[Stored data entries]
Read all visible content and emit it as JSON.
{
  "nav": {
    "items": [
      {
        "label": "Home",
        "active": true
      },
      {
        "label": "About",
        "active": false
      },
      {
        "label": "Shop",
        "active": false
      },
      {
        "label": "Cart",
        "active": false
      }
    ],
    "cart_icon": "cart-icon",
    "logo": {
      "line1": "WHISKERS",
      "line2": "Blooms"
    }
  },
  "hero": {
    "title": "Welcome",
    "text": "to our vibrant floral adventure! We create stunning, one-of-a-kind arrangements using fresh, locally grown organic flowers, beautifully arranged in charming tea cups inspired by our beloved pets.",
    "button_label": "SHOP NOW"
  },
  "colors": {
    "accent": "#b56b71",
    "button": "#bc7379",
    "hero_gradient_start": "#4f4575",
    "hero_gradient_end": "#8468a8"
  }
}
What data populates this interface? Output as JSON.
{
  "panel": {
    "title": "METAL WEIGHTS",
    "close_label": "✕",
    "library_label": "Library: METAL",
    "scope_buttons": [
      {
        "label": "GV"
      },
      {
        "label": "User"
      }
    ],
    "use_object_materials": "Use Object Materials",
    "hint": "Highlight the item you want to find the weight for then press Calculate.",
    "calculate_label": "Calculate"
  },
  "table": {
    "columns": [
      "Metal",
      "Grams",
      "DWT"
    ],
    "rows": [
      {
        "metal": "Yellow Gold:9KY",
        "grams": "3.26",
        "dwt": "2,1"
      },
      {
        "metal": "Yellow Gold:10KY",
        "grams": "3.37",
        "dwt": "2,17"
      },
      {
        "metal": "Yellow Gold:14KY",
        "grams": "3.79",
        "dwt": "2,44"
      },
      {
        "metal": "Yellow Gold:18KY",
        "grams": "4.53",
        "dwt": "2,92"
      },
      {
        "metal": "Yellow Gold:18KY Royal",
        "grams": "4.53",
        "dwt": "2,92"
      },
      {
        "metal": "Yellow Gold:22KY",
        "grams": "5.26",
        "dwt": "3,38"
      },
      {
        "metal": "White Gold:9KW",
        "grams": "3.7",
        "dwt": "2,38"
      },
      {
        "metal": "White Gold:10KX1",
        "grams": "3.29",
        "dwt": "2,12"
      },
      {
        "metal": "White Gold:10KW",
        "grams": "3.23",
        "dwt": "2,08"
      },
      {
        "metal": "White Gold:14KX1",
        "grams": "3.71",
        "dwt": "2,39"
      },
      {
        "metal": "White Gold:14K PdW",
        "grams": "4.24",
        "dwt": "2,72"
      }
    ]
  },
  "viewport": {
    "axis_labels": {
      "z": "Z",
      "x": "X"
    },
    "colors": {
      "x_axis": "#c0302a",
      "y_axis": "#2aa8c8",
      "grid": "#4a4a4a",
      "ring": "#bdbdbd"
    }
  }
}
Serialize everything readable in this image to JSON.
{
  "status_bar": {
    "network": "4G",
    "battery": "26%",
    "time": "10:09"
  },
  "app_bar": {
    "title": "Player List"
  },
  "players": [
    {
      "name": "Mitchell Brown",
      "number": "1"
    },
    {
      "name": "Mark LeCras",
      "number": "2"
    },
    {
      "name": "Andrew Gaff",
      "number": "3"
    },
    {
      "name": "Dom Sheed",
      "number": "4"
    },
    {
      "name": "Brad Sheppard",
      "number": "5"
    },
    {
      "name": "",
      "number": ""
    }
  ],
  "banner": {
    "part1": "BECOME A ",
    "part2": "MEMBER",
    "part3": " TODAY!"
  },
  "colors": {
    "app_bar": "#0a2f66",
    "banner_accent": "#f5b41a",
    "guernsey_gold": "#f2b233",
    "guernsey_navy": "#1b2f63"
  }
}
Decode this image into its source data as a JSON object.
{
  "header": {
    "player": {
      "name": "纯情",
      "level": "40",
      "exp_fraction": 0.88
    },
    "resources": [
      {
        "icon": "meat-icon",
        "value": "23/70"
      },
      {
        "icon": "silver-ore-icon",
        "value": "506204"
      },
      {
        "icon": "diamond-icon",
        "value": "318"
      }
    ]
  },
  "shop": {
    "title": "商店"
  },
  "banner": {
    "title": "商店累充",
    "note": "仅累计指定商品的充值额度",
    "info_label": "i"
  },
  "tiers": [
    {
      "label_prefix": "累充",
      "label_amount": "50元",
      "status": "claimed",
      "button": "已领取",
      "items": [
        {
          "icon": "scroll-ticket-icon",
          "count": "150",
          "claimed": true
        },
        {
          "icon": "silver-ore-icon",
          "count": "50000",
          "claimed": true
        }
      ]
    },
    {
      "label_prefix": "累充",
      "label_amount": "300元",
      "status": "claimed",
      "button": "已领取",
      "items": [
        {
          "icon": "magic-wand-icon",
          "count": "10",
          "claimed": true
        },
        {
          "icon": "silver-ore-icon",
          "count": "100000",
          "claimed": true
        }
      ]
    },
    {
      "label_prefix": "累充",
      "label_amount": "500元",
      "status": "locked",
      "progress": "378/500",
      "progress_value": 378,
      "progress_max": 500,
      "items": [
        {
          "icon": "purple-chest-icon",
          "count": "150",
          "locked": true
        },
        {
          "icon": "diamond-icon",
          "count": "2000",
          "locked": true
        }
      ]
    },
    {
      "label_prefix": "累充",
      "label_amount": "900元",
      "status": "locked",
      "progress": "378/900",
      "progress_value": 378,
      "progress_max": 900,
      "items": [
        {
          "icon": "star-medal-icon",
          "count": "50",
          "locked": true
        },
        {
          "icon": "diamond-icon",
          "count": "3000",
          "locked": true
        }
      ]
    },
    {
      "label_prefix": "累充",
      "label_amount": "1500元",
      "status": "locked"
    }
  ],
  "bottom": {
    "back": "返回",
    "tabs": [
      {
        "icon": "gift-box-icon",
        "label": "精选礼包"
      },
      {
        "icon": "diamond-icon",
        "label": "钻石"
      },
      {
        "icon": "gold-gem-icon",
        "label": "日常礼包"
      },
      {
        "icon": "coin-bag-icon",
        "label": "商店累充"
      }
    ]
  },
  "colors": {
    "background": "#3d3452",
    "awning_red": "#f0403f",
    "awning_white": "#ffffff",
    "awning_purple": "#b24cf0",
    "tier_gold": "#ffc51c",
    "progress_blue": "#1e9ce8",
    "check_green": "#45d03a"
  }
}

### TASK OBJECTIVE
Copy the entries above exactly, leaving none out.

### EXERCISE ANSWER
Read all visible content and emit it as JSON.
{
  "nav": {
    "items": [
      {
        "label": "Home",
        "active": true
      },
      {
        "label": "About",
        "active": false
      },
      {
        "label": "Shop",
        "active": false
      },
      {
        "label": "Cart",
        "active": false
      }
    ],
    "cart_icon": "cart-icon",
    "logo": {
      "line1": "WHISKERS",
      "line2": "Blooms"
    }
  },
  "hero": {
    "title": "Welcome",
    "text": "to our vibrant floral adventure! We create stunning, one-of-a-kind arrangements using fresh, locally grown organic flowers, beautifully arranged in charming tea cups inspired by our beloved pets.",
    "button_label": "SHOP NOW"
  },
  "colors": {
    "accent": "#b56b71",
    "button": "#bc7379",
    "hero_gradient_start": "#4f4575",
    "hero_gradient_end": "#8468a8"
  }
}
What data populates this interface? Output as JSON.
{
  "panel": {
    "title": "METAL WEIGHTS",
    "close_label": "✕",
    "library_label": "Library: METAL",
    "scope_buttons": [
      {
        "label": "GV"
      },
      {
        "label": "User"
      }
    ],
    "use_object_materials": "Use Object Materials",
    "hint": "Highlight the item you want to find the weight for then press Calculate.",
    "calculate_label": "Calculate"
  },
  "table": {
    "columns": [
      "Metal",
      "Grams",
      "DWT"
    ],
    "rows": [
      {
        "metal": "Yellow Gold:9KY",
        "grams": "3.26",
        "dwt": "2,1"
      },
      {
        "metal": "Yellow Gold:10KY",
        "grams": "3.37",
        "dwt": "2,17"
      },
      {
        "metal": "Yellow Gold:14KY",
        "grams": "3.79",
        "dwt": "2,44"
      },
      {
        "metal": "Yellow Gold:18KY",
        "grams": "4.53",
        "dwt": "2,92"
      },
      {
        "metal": "Yellow Gold:18KY Royal",
        "grams": "4.53",
        "dwt": "2,92"
      },
      {
        "metal": "Yellow Gold:22KY",
        "grams": "5.26",
        "dwt": "3,38"
      },
      {
        "metal": "White Gold:9KW",
        "grams": "3.7",
        "dwt": "2,38"
      },
      {
        "metal": "White Gold:10KX1",
        "grams": "3.29",
        "dwt": "2,12"
      },
      {
        "metal": "White Gold:10KW",
        "grams": "3.23",
        "dwt": "2,08"
      },
      {
        "metal": "White Gold:14KX1",
        "grams": "3.71",
        "dwt": "2,39"
      },
      {
        "metal": "White Gold:14K PdW",
        "grams": "4.24",
        "dwt": "2,72"
      }
    ]
  },
  "viewport": {
    "axis_labels": {
      "z": "Z",
      "x": "X"
    },
    "colors": {
      "x_axis": "#c0302a",
      "y_axis": "#2aa8c8",
      "grid": "#4a4a4a",
      "ring": "#bdbdbd"
    }
  }
}
Serialize everything readable in this image to JSON.
{
  "status_bar": {
    "network": "4G",
    "battery": "26%",
    "time": "10:09"
  },
  "app_bar": {
    "title": "Player List"
  },
  "players": [
    {
      "name": "Mitchell Brown",
      "number": "1"
    },
    {
      "name": "Mark LeCras",
      "number": "2"
    },
    {
      "name": "Andrew Gaff",
      "number": "3"
    },
    {
      "name": "Dom Sheed",
      "number": "4"
    },
    {
      "name": "Brad Sheppard",
      "number": "5"
    },
    {
      "name": "",
      "number": ""
    }
  ],
  "banner": {
    "part1": "BECOME A ",
    "part2": "MEMBER",
    "part3": " TODAY!"
  },
  "colors": {
    "app_bar": "#0a2f66",
    "banner_accent": "#f5b41a",
    "guernsey_gold": "#f2b233",
    "guernsey_navy": "#1b2f63"
  }
}
Decode this image into its source data as a JSON object.
{
  "header": {
    "player": {
      "name": "纯情",
      "level": "40",
      "exp_fraction": 0.88
    },
    "resources": [
      {
        "icon": "meat-icon",
        "value": "23/70"
      },
      {
        "icon": "silver-ore-icon",
        "value": "506204"
      },
      {
        "icon": "diamond-icon",
        "value": "318"
      }
    ]
  },
  "shop": {
    "title": "商店"
  },
  "banner": {
    "title": "商店累充",
    "note": "仅累计指定商品的充值额度",
    "info_label": "i"
  },
  "tiers": [
    {
      "label_prefix": "累充",
      "label_amount": "50元",
      "status": "claimed",
      "button": "已领取",
      "items": [
        {
          "icon": "scroll-ticket-icon",
          "count": "150",
          "claimed": true
        },
        {
          "icon": "silver-ore-icon",
          "count": "50000",
          "claimed": true
        }
      ]
    },
    {
      "label_prefix": "累充",
      "label_amount": "300元",
      "status": "claimed",
      "button": "已领取",
      "items": [
        {
          "icon": "magic-wand-icon",
          "count": "10",
          "claimed": true
        },
        {
          "icon": "silver-ore-icon",
          "count": "100000",
          "claimed": true
        }
      ]
    },
    {
      "label_prefix": "累充",
      "label_amount": "500元",
      "status": "locked",
      "progress": "378/500",
      "progress_value": 378,
      "progress_max": 500,
      "items": [
        {
          "icon": "purple-chest-icon",
          "count": "150",
          "locked": true
        },
        {
          "icon": "diamond-icon",
          "count": "2000",
          "locked": true
        }
      ]
    },
    {
      "label_prefix": "累充",
      "label_amount": "900元",
      "status": "locked",
      "progress": "378/900",
      "progress_value": 378,
      "progress_max": 900,
      "items": [
        {
          "icon": "star-medal-icon",
          "count": "50",
          "locked": true
        },
        {
          "icon": "diamond-icon",
          "count": "3000",
          "locked": true
        }
      ]
    },
    {
      "label_prefix": "累充",
      "label_amount": "1500元",
      "status": "locked"
    }
  ],
  "bottom": {
    "back": "返回",
    "tabs": [
      {
        "icon": "gift-box-icon",
        "label": "精选礼包"
      },
      {
        "icon": "diamond-icon",
        "label": "钻石"
      },
      {
        "icon": "gold-gem-icon",
        "label": "日常礼包"
      },
      {
        "icon": "coin-bag-icon",
        "label": "商店累充"
      }
    ]
  },
  "colors": {
    "background": "#3d3452",
    "awning_red": "#f0403f",
    "awning_white": "#ffffff",
    "awning_purple": "#b24cf0",
    "tier_gold": "#ffc51c",
    "progress_blue": "#1e9ce8",
    "check_green": "#45d03a"
  }
}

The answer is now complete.